TO BE DONE - Check every line of the entries below for the word "pour", and copy the ones that have it.

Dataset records
======

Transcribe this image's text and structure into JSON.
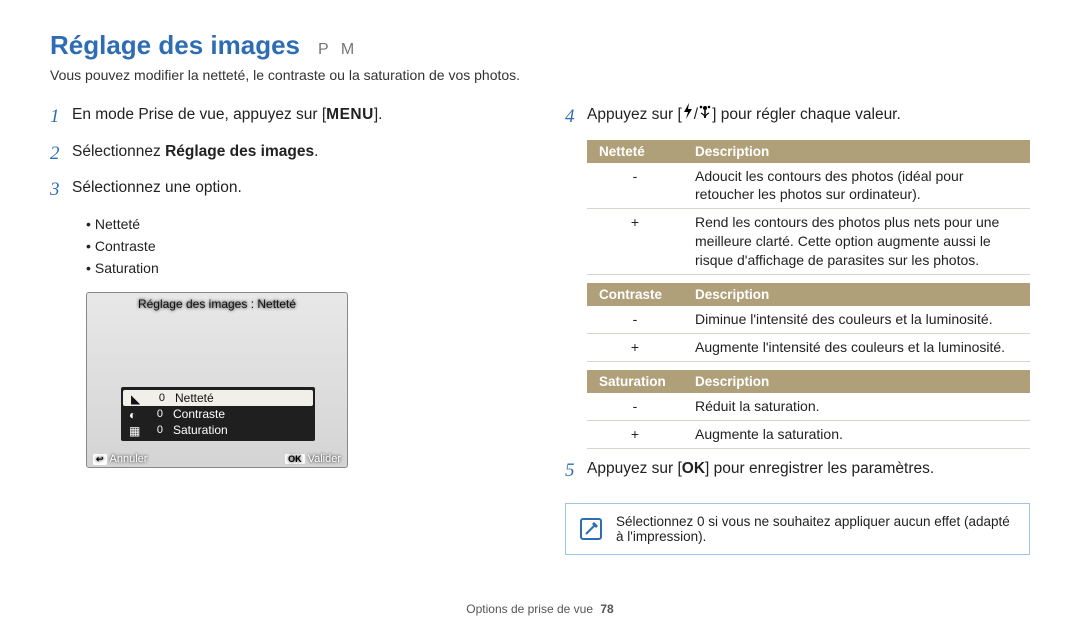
{
  "header": {
    "title": "Réglage des images",
    "modes": "P M",
    "subtitle": "Vous pouvez modifier la netteté, le contraste ou la saturation de vos photos."
  },
  "left": {
    "step1_a": "En mode Prise de vue, appuyez sur [",
    "step1_key": "MENU",
    "step1_b": "].",
    "step2_a": "Sélectionnez ",
    "step2_bold": "Réglage des images",
    "step2_b": ".",
    "step3": "Sélectionnez une option.",
    "options": [
      "Netteté",
      "Contraste",
      "Saturation"
    ],
    "lcd": {
      "top": "Réglage des images : Netteté",
      "rows": [
        {
          "label": "Netteté",
          "val": "0",
          "selected": true
        },
        {
          "label": "Contraste",
          "val": "0",
          "selected": false
        },
        {
          "label": "Saturation",
          "val": "0",
          "selected": false
        }
      ],
      "cancel": "Annuler",
      "ok": "Valider",
      "back_key": "↩",
      "ok_key": "OK"
    }
  },
  "right": {
    "step4_a": "Appuyez sur [",
    "step4_b": "] pour régler chaque valeur.",
    "tables": [
      {
        "header1": "Netteté",
        "rows": [
          {
            "sym": "-",
            "desc": "Adoucit les contours des photos (idéal pour retoucher les photos sur ordinateur)."
          },
          {
            "sym": "+",
            "desc": "Rend les contours des photos plus nets pour une meilleure clarté. Cette option augmente aussi le risque d'affichage de parasites sur les photos."
          }
        ]
      },
      {
        "header1": "Contraste",
        "rows": [
          {
            "sym": "-",
            "desc": "Diminue l'intensité des couleurs et la luminosité."
          },
          {
            "sym": "+",
            "desc": "Augmente l'intensité des couleurs et la luminosité."
          }
        ]
      },
      {
        "header1": "Saturation",
        "rows": [
          {
            "sym": "-",
            "desc": "Réduit la saturation."
          },
          {
            "sym": "+",
            "desc": "Augmente la saturation."
          }
        ]
      }
    ],
    "desc_header": "Description",
    "step5_a": "Appuyez sur [",
    "step5_key": "OK",
    "step5_b": "] pour enregistrer les paramètres.",
    "note": "Sélectionnez 0 si vous ne souhaitez appliquer aucun effet (adapté à l'impression)."
  },
  "footer": {
    "section": "Options de prise de vue",
    "page": "78"
  }
}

======

CORRECT OUTPUT -
    "step4_b": "] pour régler chaque valeur.",
            "desc": "Adoucit les contours des photos (idéal pour retoucher les photos sur ordinateur)."
            "desc": "Rend les contours des photos plus nets pour une meilleure clarté. Cette option augmente aussi le risque d'affichage de parasites sur les photos."
    "step5_b": "] pour enregistrer les paramètres.",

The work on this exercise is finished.